SET PROBLEM: Locate every line in the records below that contains the word "BREAK", and copy each one.
□ □ □ □ □ □ □
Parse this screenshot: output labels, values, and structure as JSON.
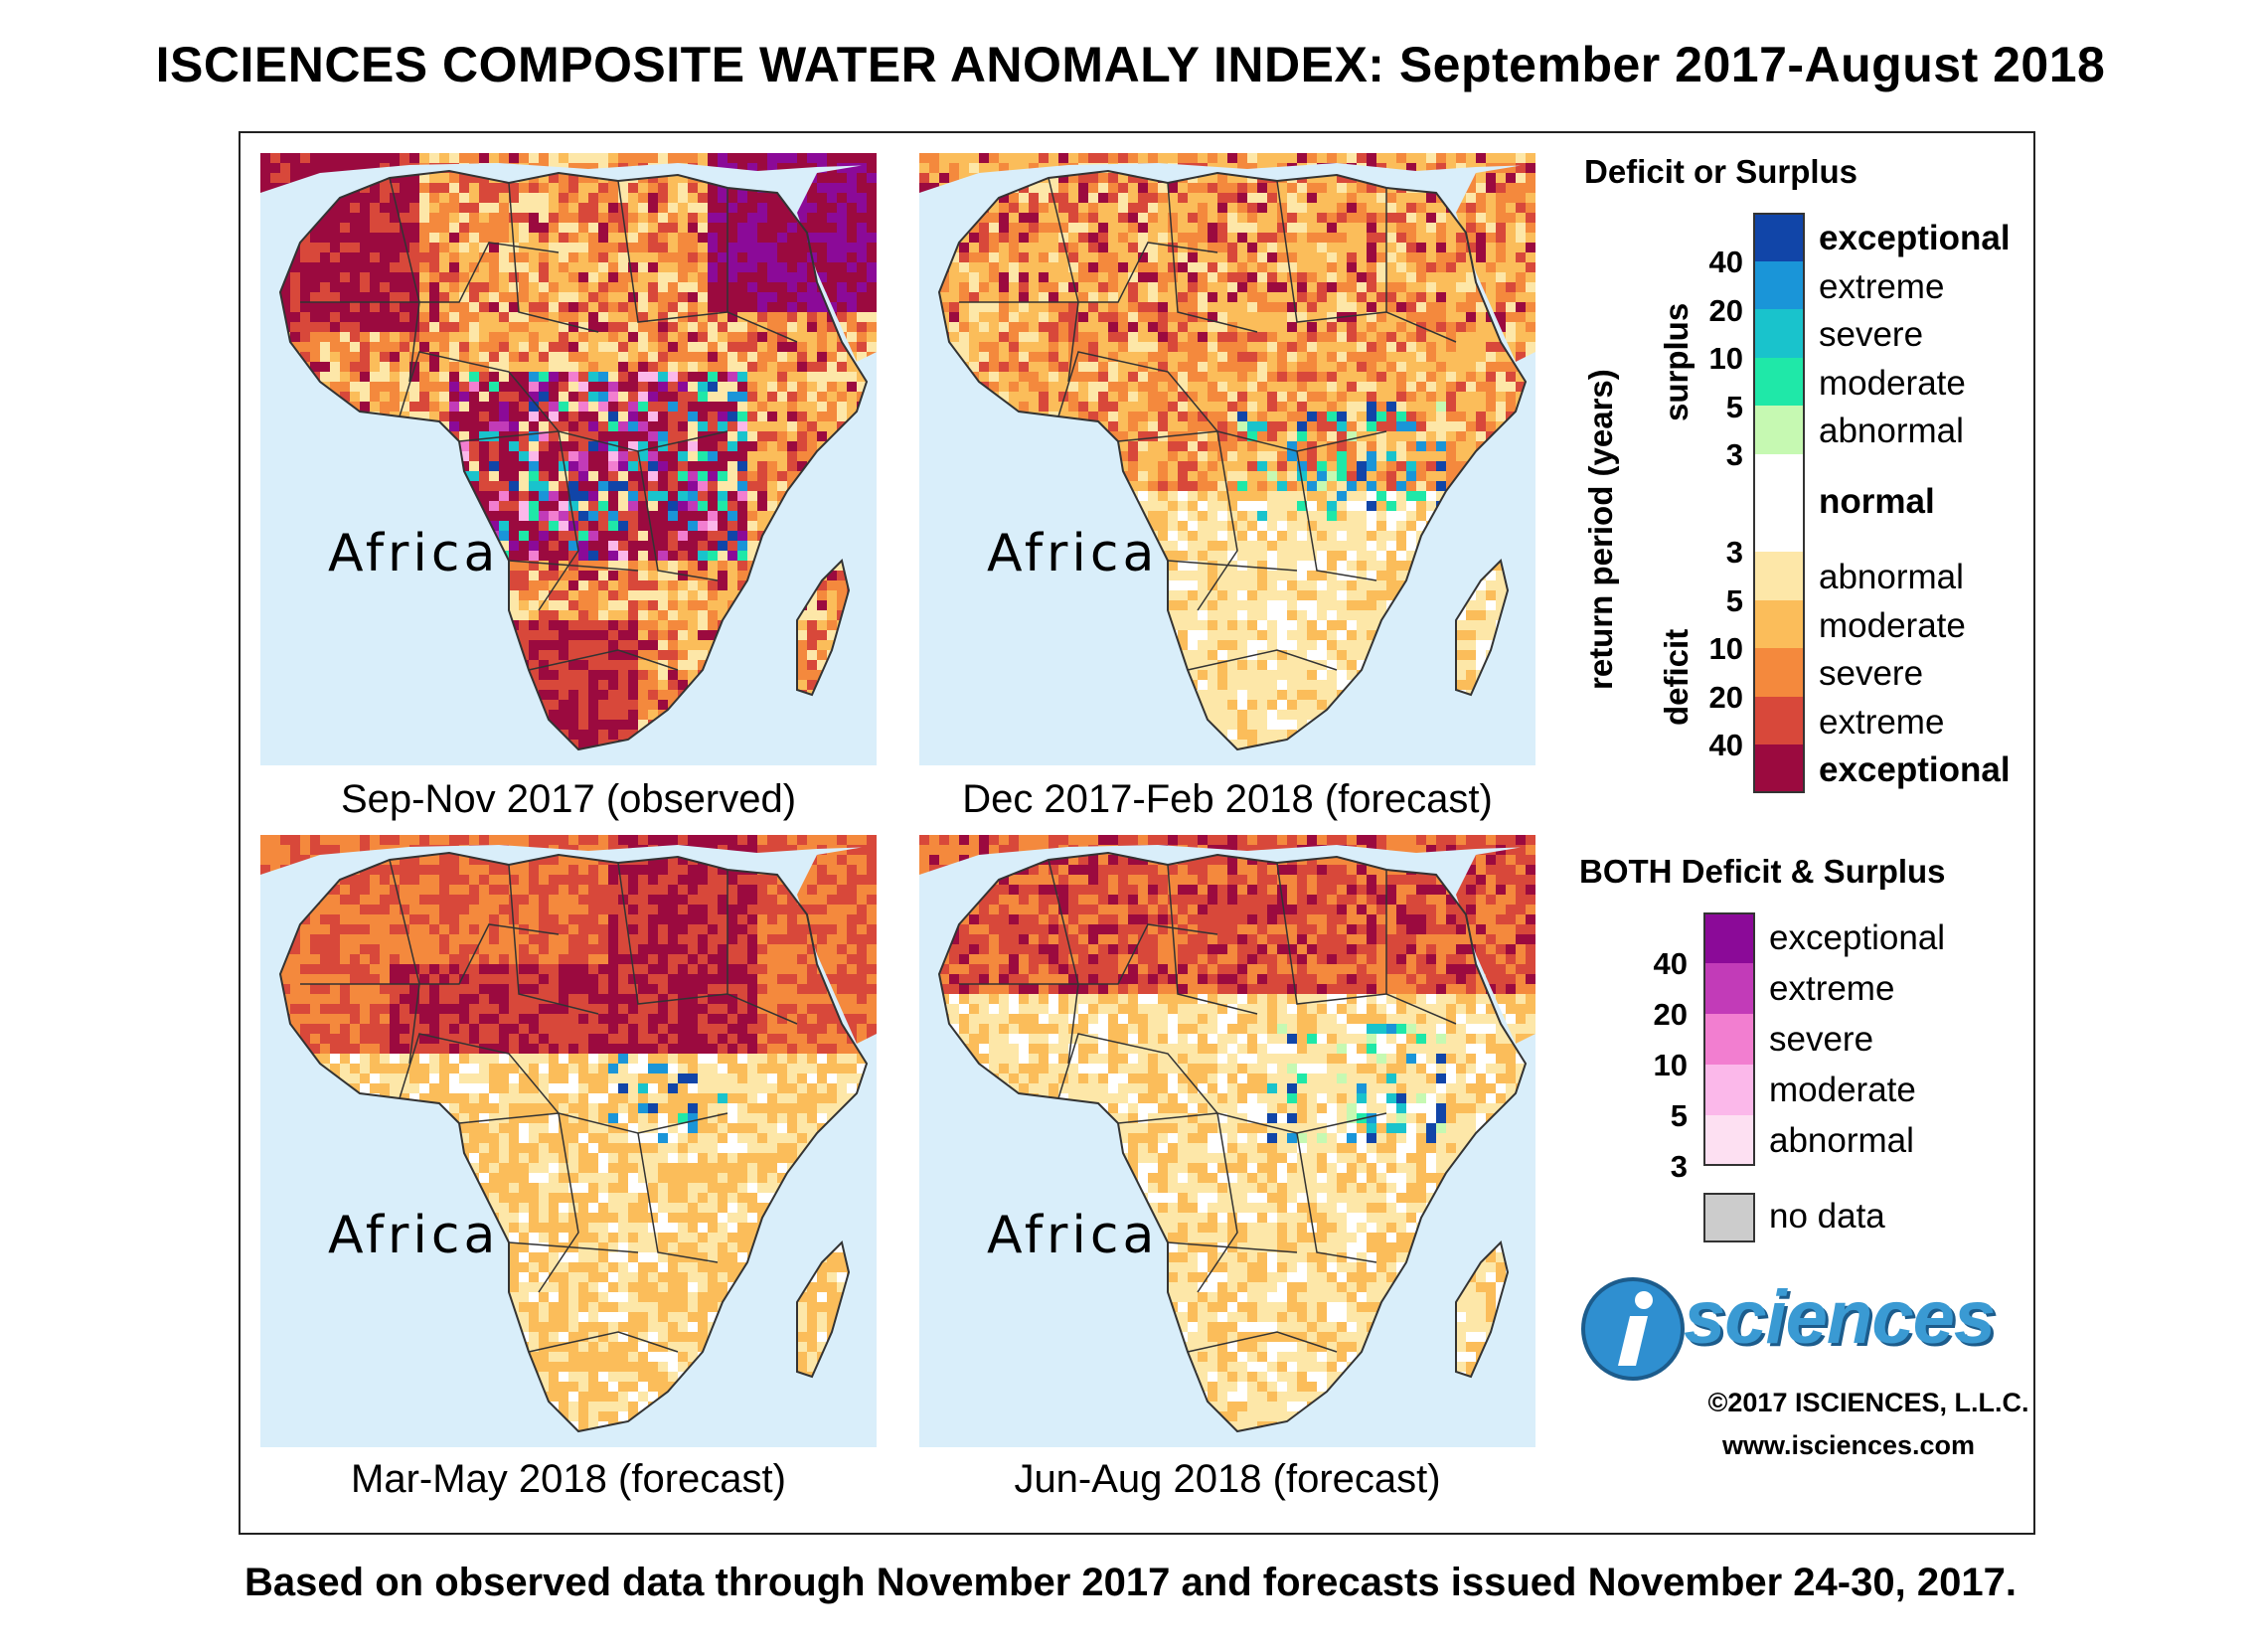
{
  "title": "ISCIENCES COMPOSITE WATER ANOMALY INDEX: September 2017-August 2018",
  "footer": "Based on observed data through November 2017 and forecasts issued November 24-30, 2017.",
  "map_label": "Africa",
  "panels": [
    {
      "caption": "Sep-Nov 2017 (observed)",
      "scenario": "wet-mixed"
    },
    {
      "caption": "Dec 2017-Feb 2018 (forecast)",
      "scenario": "moderate"
    },
    {
      "caption": "Mar-May 2018 (forecast)",
      "scenario": "sahara-deficit"
    },
    {
      "caption": "Jun-Aug 2018 (forecast)",
      "scenario": "mild"
    }
  ],
  "colors": {
    "ocean": "#d9eefa",
    "border": "#333333",
    "land_base": "#fde7a8"
  },
  "legend": {
    "heading": "Deficit or Surplus",
    "axis_label": "return period (years)",
    "surplus_label": "surplus",
    "deficit_label": "deficit",
    "normal_label": "normal",
    "surplus": [
      {
        "label": "exceptional",
        "color": "#1145a8",
        "bold": true
      },
      {
        "label": "extreme",
        "color": "#1a95d8",
        "bold": false
      },
      {
        "label": "severe",
        "color": "#19c3cc",
        "bold": false
      },
      {
        "label": "moderate",
        "color": "#1fe8a8",
        "bold": false
      },
      {
        "label": "abnormal",
        "color": "#c6f9b2",
        "bold": false
      }
    ],
    "surplus_ticks": [
      "40",
      "20",
      "10",
      "5",
      "3"
    ],
    "deficit": [
      {
        "label": "abnormal",
        "color": "#fde7a8",
        "bold": false
      },
      {
        "label": "moderate",
        "color": "#fbbd5a",
        "bold": false
      },
      {
        "label": "severe",
        "color": "#f4893d",
        "bold": false
      },
      {
        "label": "extreme",
        "color": "#d8483a",
        "bold": false
      },
      {
        "label": "exceptional",
        "color": "#9b0a3f",
        "bold": true
      }
    ],
    "deficit_ticks": [
      "3",
      "5",
      "10",
      "20",
      "40"
    ],
    "both_heading": "BOTH Deficit & Surplus",
    "both": [
      {
        "label": "exceptional",
        "color": "#8b0a98"
      },
      {
        "label": "extreme",
        "color": "#c23bb8"
      },
      {
        "label": "severe",
        "color": "#f27ed0"
      },
      {
        "label": "moderate",
        "color": "#fbb8ea"
      },
      {
        "label": "abnormal",
        "color": "#fde0f2"
      }
    ],
    "both_ticks": [
      "40",
      "20",
      "10",
      "5",
      "3"
    ],
    "nodata_label": "no data",
    "nodata_color": "#cccccc"
  },
  "logo": {
    "text": "sciences",
    "copyright": "©2017 ISCIENCES, L.L.C.",
    "url": "www.isciences.com"
  }
}
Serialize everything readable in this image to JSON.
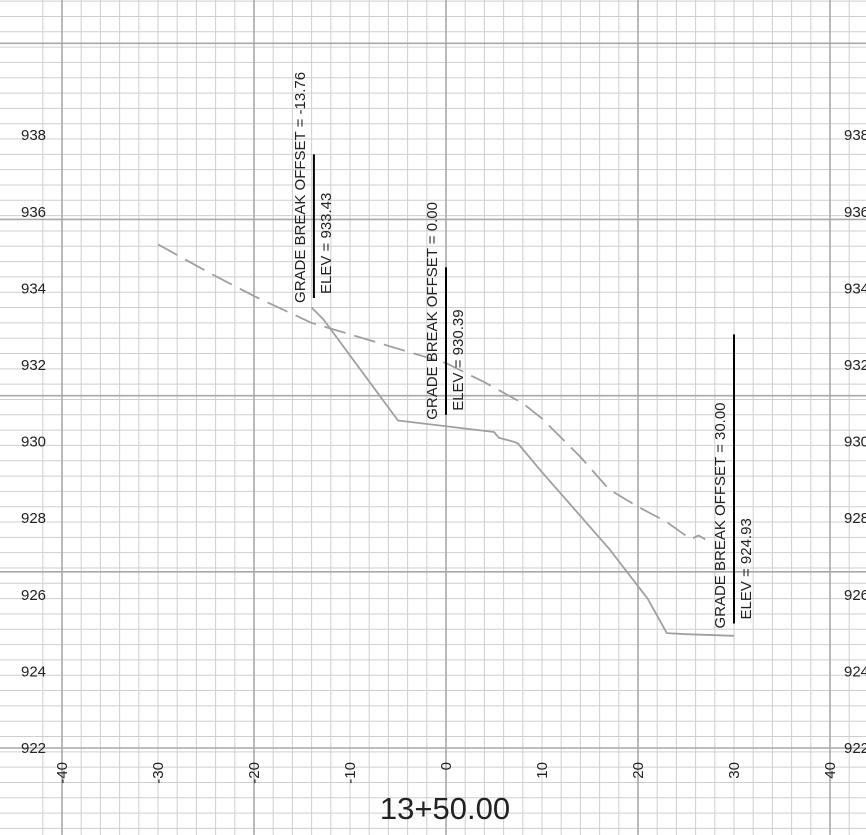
{
  "station_label": "13+50.00",
  "colors": {
    "minor_grid": "#cfcfcf",
    "major_grid": "#a9a9a9",
    "profile_line": "#a0a0a0",
    "marker_line": "#000000",
    "text": "#222222"
  },
  "chart_data": {
    "type": "line",
    "xlim": [
      -40,
      40
    ],
    "ylim": [
      922,
      938
    ],
    "x_ticks": [
      "-40",
      "-30",
      "-20",
      "-10",
      "0",
      "10",
      "20",
      "30",
      "40"
    ],
    "y_ticks_left": [
      "922",
      "924",
      "926",
      "928",
      "930",
      "932",
      "934",
      "936",
      "938"
    ],
    "y_ticks_right": [
      "922",
      "924",
      "926",
      "928",
      "930",
      "932",
      "934",
      "936",
      "938"
    ],
    "grid": true,
    "series": [
      {
        "style": "solid",
        "points": [
          [
            -14,
            933.5
          ],
          [
            -12.8,
            933.2
          ],
          [
            -5,
            930.55
          ],
          [
            5,
            930.25
          ],
          [
            5.5,
            930.1
          ],
          [
            7,
            930.0
          ],
          [
            7.5,
            929.95
          ],
          [
            10,
            929.2
          ],
          [
            17,
            927.2
          ],
          [
            21,
            925.9
          ],
          [
            23,
            925.0
          ],
          [
            25,
            924.97
          ],
          [
            30,
            924.93
          ]
        ]
      },
      {
        "style": "dashed",
        "points": [
          [
            -30,
            935.15
          ],
          [
            -24.6,
            934.4
          ],
          [
            -20,
            933.8
          ],
          [
            -14,
            933.1
          ],
          [
            -12,
            932.95
          ],
          [
            0,
            932.05
          ],
          [
            4,
            931.55
          ],
          [
            8,
            931.0
          ],
          [
            10,
            930.6
          ],
          [
            14,
            929.6
          ],
          [
            17,
            928.75
          ],
          [
            20,
            928.3
          ],
          [
            23,
            927.9
          ],
          [
            25.5,
            927.45
          ],
          [
            26.3,
            927.55
          ],
          [
            27,
            927.45
          ]
        ]
      }
    ],
    "annotations": [
      {
        "offset": -13.76,
        "line_top": 937.5,
        "line_bottom": 933.75,
        "text_line1": "GRADE BREAK OFFSET = -13.76",
        "text_line2": "ELEV =  933.43"
      },
      {
        "offset": 0.0,
        "line_top": 934.55,
        "line_bottom": 930.7,
        "text_line1": "GRADE BREAK OFFSET = 0.00",
        "text_line2": "ELEV =  930.39"
      },
      {
        "offset": 30.0,
        "line_top": 932.8,
        "line_bottom": 925.25,
        "text_line1": "GRADE BREAK OFFSET = 30.00",
        "text_line2": "ELEV =  924.93"
      }
    ]
  }
}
□ □ □ □ □ □ □
THE OUTPUT:
        "text_line1": "GRADE BREAK OFFSET = -13.76",
        "text_line1": "GRADE BREAK OFFSET = 0.00",
        "text_line1": "GRADE BREAK OFFSET = 30.00",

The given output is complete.